## Record set

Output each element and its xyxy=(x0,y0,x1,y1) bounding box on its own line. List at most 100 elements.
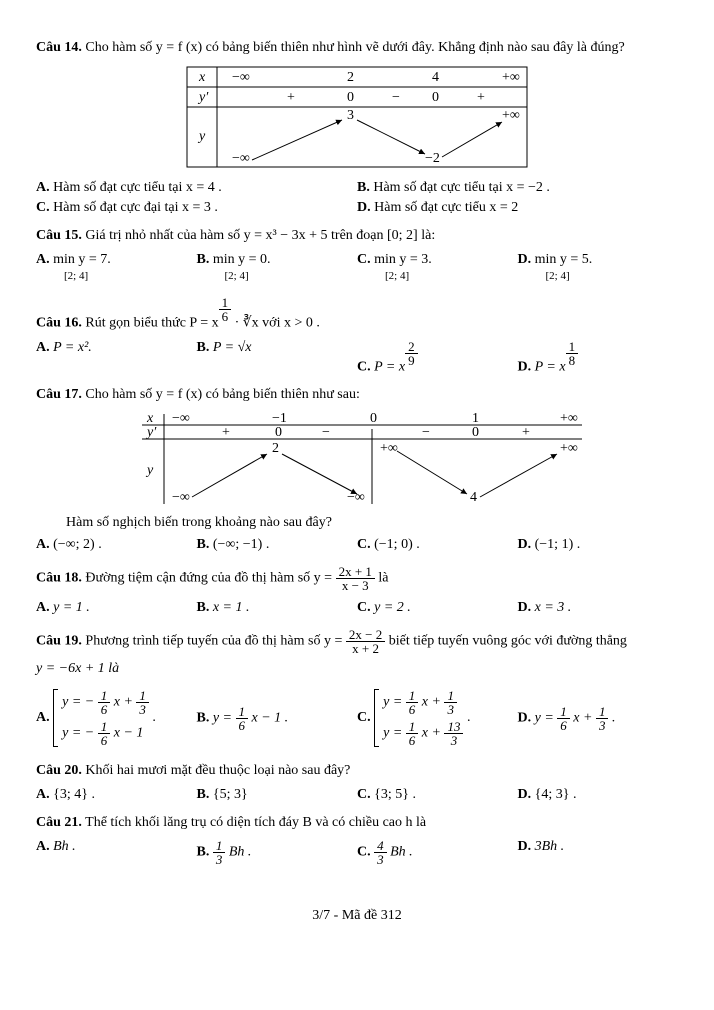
q17-y-2: 2 xyxy=(272,441,279,456)
q18-opt-d: D. x = 3 . xyxy=(518,598,679,618)
q15-text: Giá trị nhỏ nhất của hàm số y = x³ − 3x … xyxy=(82,228,435,243)
q14-opt-d: D. Hàm số đạt cực tiểu x = 2 xyxy=(357,198,678,218)
q19-c1-d: 6 xyxy=(406,703,419,716)
q21-a: Bh . xyxy=(53,839,76,854)
q20-opt-c: C. {3; 5} . xyxy=(357,785,518,805)
q19-d-mid: x + xyxy=(570,711,596,726)
q17-options: A. (−∞; 2) . B. (−∞; −1) . C. (−1; 0) . … xyxy=(36,535,678,555)
q17-c: (−1; 0) . xyxy=(374,537,420,552)
q15-label: Câu 15. xyxy=(36,228,82,243)
q16-a: P = x². xyxy=(53,340,92,355)
q20-d: {4; 3} . xyxy=(535,787,577,802)
y-label: y xyxy=(197,129,206,144)
q14-label: Câu 14. xyxy=(36,40,82,55)
q19-a2-n: 1 xyxy=(98,720,111,734)
q19-num: 2x − 2 xyxy=(346,628,385,642)
yp-plus2: + xyxy=(477,90,485,105)
q19-a1-mid: x + xyxy=(110,695,136,710)
q17-table: x y′ y −∞ −1 0 1 +∞ + 0 − − 0 + 2 +∞ +∞ … xyxy=(122,409,592,509)
q20-label: Câu 20. xyxy=(36,763,82,778)
x-4: 4 xyxy=(432,70,439,85)
q14-opt-b: B. Hàm số đạt cực tiểu tại x = −2 . xyxy=(357,178,678,198)
q17-opt-b: B. (−∞; −1) . xyxy=(197,535,358,555)
q19-den: x + 2 xyxy=(346,642,385,655)
q16-label: Câu 16. xyxy=(36,316,82,331)
q17-y-ninf2: −∞ xyxy=(347,490,365,505)
q17-x4: +∞ xyxy=(560,411,578,426)
q19-c2-d: 6 xyxy=(406,734,419,747)
q20-b: {5; 3} xyxy=(213,787,248,802)
x-ninf: −∞ xyxy=(232,70,250,85)
q19-opt-a: A. y = − 16 x + 13 y = − 16 x − 1 . xyxy=(36,683,197,753)
yp-minus: − xyxy=(392,90,400,105)
q18-a: y = 1 . xyxy=(53,600,90,615)
q16-opt-b: B. P = √x xyxy=(197,338,358,378)
q14-a-text: Hàm số đạt cực tiểu tại x = 4 . xyxy=(53,180,222,195)
q18-post: là xyxy=(375,571,389,586)
q16-c-d: 9 xyxy=(405,354,418,367)
q18-options: A. y = 1 . B. x = 1 . C. y = 2 . D. x = … xyxy=(36,598,678,618)
q21-text: Thể tích khối lăng trụ có diện tích đáy … xyxy=(82,815,426,830)
q21-opt-b: B. 13 Bh . xyxy=(197,837,358,868)
q16-opt-d: D. P = x18 xyxy=(518,338,679,378)
q17-opt-c: C. (−1; 0) . xyxy=(357,535,518,555)
q19-b-pre: y = xyxy=(213,711,236,726)
y-pinf: +∞ xyxy=(502,108,520,123)
q14-b-text: Hàm số đạt cực tiểu tại x = −2 . xyxy=(373,180,550,195)
q17-x-lbl: x xyxy=(146,411,154,426)
q18-opt-a: A. y = 1 . xyxy=(36,598,197,618)
q20-opt-d: D. {4; 3} . xyxy=(518,785,679,805)
q19-opt-c: C. y = 16 x + 13 y = 16 x + 133 . xyxy=(357,683,518,753)
min-sub-b: [2; 4] xyxy=(225,270,249,282)
q15-d-val: y = 5. xyxy=(560,252,592,267)
q21-c-d: 3 xyxy=(374,853,387,866)
q17-y-pinf1: +∞ xyxy=(380,441,398,456)
q17-y-lbl: y xyxy=(145,463,154,478)
q19-d-n2: 1 xyxy=(596,705,609,719)
q19-options: A. y = − 16 x + 13 y = − 16 x − 1 . B. y… xyxy=(36,683,678,753)
q21-opt-a: A. Bh . xyxy=(36,837,197,868)
q19-c1-d2: 3 xyxy=(444,703,457,716)
q15-options: A. min y = 7.[2; 4] B. min y = 0.[2; 4] … xyxy=(36,250,678,286)
q21-options: A. Bh . B. 13 Bh . C. 43 Bh . D. 3Bh . xyxy=(36,837,678,868)
q19-d-d2: 3 xyxy=(596,719,609,732)
q14-d-text: Hàm số đạt cực tiểu x = 2 xyxy=(374,200,518,215)
q19-d-post: . xyxy=(608,711,615,726)
q17-a: (−∞; 2) . xyxy=(53,537,102,552)
q17-b: (−∞; −1) . xyxy=(213,537,270,552)
min-sub-d: [2; 4] xyxy=(546,270,570,282)
q19-opt-b: B. y = 16 x − 1 . xyxy=(197,703,358,734)
y-n2: −2 xyxy=(425,151,440,166)
q19: Câu 19. Phương trình tiếp tuyến của đồ t… xyxy=(36,628,678,655)
q14-table: x y′ y −∞ 2 4 +∞ + 0 − 0 + 3 −∞ −2 +∞ xyxy=(177,62,537,172)
y-3: 3 xyxy=(347,108,354,123)
q17-yp1: 0 xyxy=(275,425,282,440)
q19-c2-n2: 13 xyxy=(444,720,463,734)
page-footer: 3/7 - Mã đề 312 xyxy=(36,908,678,924)
q19-a1-n: 1 xyxy=(98,689,111,703)
q21-opt-c: C. 43 Bh . xyxy=(357,837,518,868)
q17-opt-d: D. (−1; 1) . xyxy=(518,535,679,555)
q19-opt-d: D. y = 16 x + 13 . xyxy=(518,703,679,734)
q21-d: 3Bh . xyxy=(535,839,565,854)
q19-a1-pre: y = − xyxy=(62,695,98,710)
q19-c2-d2: 3 xyxy=(444,734,463,747)
x-2: 2 xyxy=(347,70,354,85)
q21: Câu 21. Thể tích khối lăng trụ có diện t… xyxy=(36,815,678,831)
q14-text: Cho hàm số y = f (x) có bảng biến thiên … xyxy=(82,40,625,55)
q19-c2-n: 1 xyxy=(406,720,419,734)
q17-yp0: + xyxy=(222,425,230,440)
q20-text: Khối hai mươi mặt đều thuộc loại nào sau… xyxy=(82,763,350,778)
q18-label: Câu 18. xyxy=(36,571,82,586)
q15-c-val: y = 3. xyxy=(399,252,431,267)
q17-yp-lbl: y′ xyxy=(145,425,157,440)
min-sub-a: [2; 4] xyxy=(64,270,88,282)
q20-opt-b: B. {5; 3} xyxy=(197,785,358,805)
q18-den: x − 3 xyxy=(336,579,375,592)
q16-exp-d: 6 xyxy=(219,310,232,323)
q16-opt-c: C. P = x29 xyxy=(357,338,518,378)
q18-b: x = 1 . xyxy=(213,600,250,615)
q18-pre: Đường tiệm cận đứng của đồ thị hàm số y … xyxy=(82,571,336,586)
q19-a2-pre: y = − xyxy=(62,726,98,741)
q15-opt-c: C. min y = 3.[2; 4] xyxy=(357,250,518,286)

## Exercise task
Return every line of the material above without alteration, and omit the pictures from your answer.

## Final result
Output each element and its xyxy=(x0,y0,x1,y1) bounding box on its own line. List at most 100 elements.
q17-y-2: 2 xyxy=(272,441,279,456)
q18-opt-d: D. x = 3 . xyxy=(518,598,679,618)
q15-text: Giá trị nhỏ nhất của hàm số y = x³ − 3x … xyxy=(82,228,435,243)
q14-opt-d: D. Hàm số đạt cực tiểu x = 2 xyxy=(357,198,678,218)
q19-c1-d: 6 xyxy=(406,703,419,716)
q21-a: Bh . xyxy=(53,839,76,854)
q20-opt-c: C. {3; 5} . xyxy=(357,785,518,805)
q19-d-mid: x + xyxy=(570,711,596,726)
q17-options: A. (−∞; 2) . B. (−∞; −1) . C. (−1; 0) . … xyxy=(36,535,678,555)
q17-c: (−1; 0) . xyxy=(374,537,420,552)
q15-label: Câu 15. xyxy=(36,228,82,243)
q16-a: P = x². xyxy=(53,340,92,355)
q20-d: {4; 3} . xyxy=(535,787,577,802)
y-label: y xyxy=(197,129,206,144)
q14-label: Câu 14. xyxy=(36,40,82,55)
q19-a2-n: 1 xyxy=(98,720,111,734)
q19-num: 2x − 2 xyxy=(346,628,385,642)
yp-plus2: + xyxy=(477,90,485,105)
q19-a1-mid: x + xyxy=(110,695,136,710)
q17-table: x y′ y −∞ −1 0 1 +∞ + 0 − − 0 + 2 +∞ +∞ … xyxy=(122,409,592,509)
q20-label: Câu 20. xyxy=(36,763,82,778)
x-4: 4 xyxy=(432,70,439,85)
q14-opt-b: B. Hàm số đạt cực tiểu tại x = −2 . xyxy=(357,178,678,198)
q17-opt-b: B. (−∞; −1) . xyxy=(197,535,358,555)
q19-den: x + 2 xyxy=(346,642,385,655)
q16-label: Câu 16. xyxy=(36,316,82,331)
q17-y-ninf2: −∞ xyxy=(347,490,365,505)
q17-x4: +∞ xyxy=(560,411,578,426)
q19-c2-d: 6 xyxy=(406,734,419,747)
q20-b: {5; 3} xyxy=(213,787,248,802)
x-ninf: −∞ xyxy=(232,70,250,85)
q19-opt-a: A. y = − 16 x + 13 y = − 16 x − 1 . xyxy=(36,683,197,753)
yp-minus: − xyxy=(392,90,400,105)
q18-a: y = 1 . xyxy=(53,600,90,615)
q16-opt-b: B. P = √x xyxy=(197,338,358,378)
q14-a-text: Hàm số đạt cực tiểu tại x = 4 . xyxy=(53,180,222,195)
q18-post: là xyxy=(375,571,389,586)
q16-c-d: 9 xyxy=(405,354,418,367)
q18-options: A. y = 1 . B. x = 1 . C. y = 2 . D. x = … xyxy=(36,598,678,618)
q21-text: Thể tích khối lăng trụ có diện tích đáy … xyxy=(82,815,426,830)
q21-opt-b: B. 13 Bh . xyxy=(197,837,358,868)
q16-opt-d: D. P = x18 xyxy=(518,338,679,378)
q17-opt-c: C. (−1; 0) . xyxy=(357,535,518,555)
q19-b-pre: y = xyxy=(213,711,236,726)
y-pinf: +∞ xyxy=(502,108,520,123)
q14-b-text: Hàm số đạt cực tiểu tại x = −2 . xyxy=(373,180,550,195)
q17-x-lbl: x xyxy=(146,411,154,426)
q18-opt-a: A. y = 1 . xyxy=(36,598,197,618)
q20-opt-d: D. {4; 3} . xyxy=(518,785,679,805)
q19-opt-c: C. y = 16 x + 13 y = 16 x + 133 . xyxy=(357,683,518,753)
min-sub-b: [2; 4] xyxy=(225,270,249,282)
q15-d-val: y = 5. xyxy=(560,252,592,267)
q21-c-d: 3 xyxy=(374,853,387,866)
q17-y-pinf1: +∞ xyxy=(380,441,398,456)
q17-y-lbl: y xyxy=(145,463,154,478)
q19-d-n2: 1 xyxy=(596,705,609,719)
q19-options: A. y = − 16 x + 13 y = − 16 x − 1 . B. y… xyxy=(36,683,678,753)
q21-opt-a: A. Bh . xyxy=(36,837,197,868)
q19-c1-d2: 3 xyxy=(444,703,457,716)
q15-options: A. min y = 7.[2; 4] B. min y = 0.[2; 4] … xyxy=(36,250,678,286)
q21-options: A. Bh . B. 13 Bh . C. 43 Bh . D. 3Bh . xyxy=(36,837,678,868)
q19-d-d2: 3 xyxy=(596,719,609,732)
q14-d-text: Hàm số đạt cực tiểu x = 2 xyxy=(374,200,518,215)
q19-d-post: . xyxy=(608,711,615,726)
q17-a: (−∞; 2) . xyxy=(53,537,102,552)
q17-b: (−∞; −1) . xyxy=(213,537,270,552)
min-sub-d: [2; 4] xyxy=(546,270,570,282)
q19-opt-b: B. y = 16 x − 1 . xyxy=(197,703,358,734)
y-n2: −2 xyxy=(425,151,440,166)
q19: Câu 19. Phương trình tiếp tuyến của đồ t… xyxy=(36,628,678,655)
q14-table: x y′ y −∞ 2 4 +∞ + 0 − 0 + 3 −∞ −2 +∞ xyxy=(177,62,537,172)
y-3: 3 xyxy=(347,108,354,123)
q17-yp1: 0 xyxy=(275,425,282,440)
q19-c2-n2: 13 xyxy=(444,720,463,734)
page-footer: 3/7 - Mã đề 312 xyxy=(36,908,678,924)
q19-a1-n: 1 xyxy=(98,689,111,703)
q21-opt-c: C. 43 Bh . xyxy=(357,837,518,868)
q17-opt-d: D. (−1; 1) . xyxy=(518,535,679,555)
q19-opt-d: D. y = 16 x + 13 . xyxy=(518,703,679,734)
q21-d: 3Bh . xyxy=(535,839,565,854)
q19-a1-pre: y = − xyxy=(62,695,98,710)
q19-c2-d2: 3 xyxy=(444,734,463,747)
x-2: 2 xyxy=(347,70,354,85)
q21: Câu 21. Thể tích khối lăng trụ có diện t… xyxy=(36,815,678,831)
q14-text: Cho hàm số y = f (x) có bảng biến thiên … xyxy=(82,40,625,55)
q19-c2-n: 1 xyxy=(406,720,419,734)
q17-yp0: + xyxy=(222,425,230,440)
q20-text: Khối hai mươi mặt đều thuộc loại nào sau… xyxy=(82,763,350,778)
q18-label: Câu 18. xyxy=(36,571,82,586)
q15-c-val: y = 3. xyxy=(399,252,431,267)
q17-yp-lbl: y′ xyxy=(145,425,157,440)
min-sub-a: [2; 4] xyxy=(64,270,88,282)
q20-opt-b: B. {5; 3} xyxy=(197,785,358,805)
q18-den: x − 3 xyxy=(336,579,375,592)
q16-exp-d: 6 xyxy=(219,310,232,323)
q16-opt-c: C. P = x29 xyxy=(357,338,518,378)
q18-b: x = 1 . xyxy=(213,600,250,615)
q18-pre: Đường tiệm cận đứng của đồ thị hàm số y … xyxy=(82,571,336,586)
q19-a2-pre: y = − xyxy=(62,726,98,741)
q15-opt-c: C. min y = 3.[2; 4] xyxy=(357,250,518,286)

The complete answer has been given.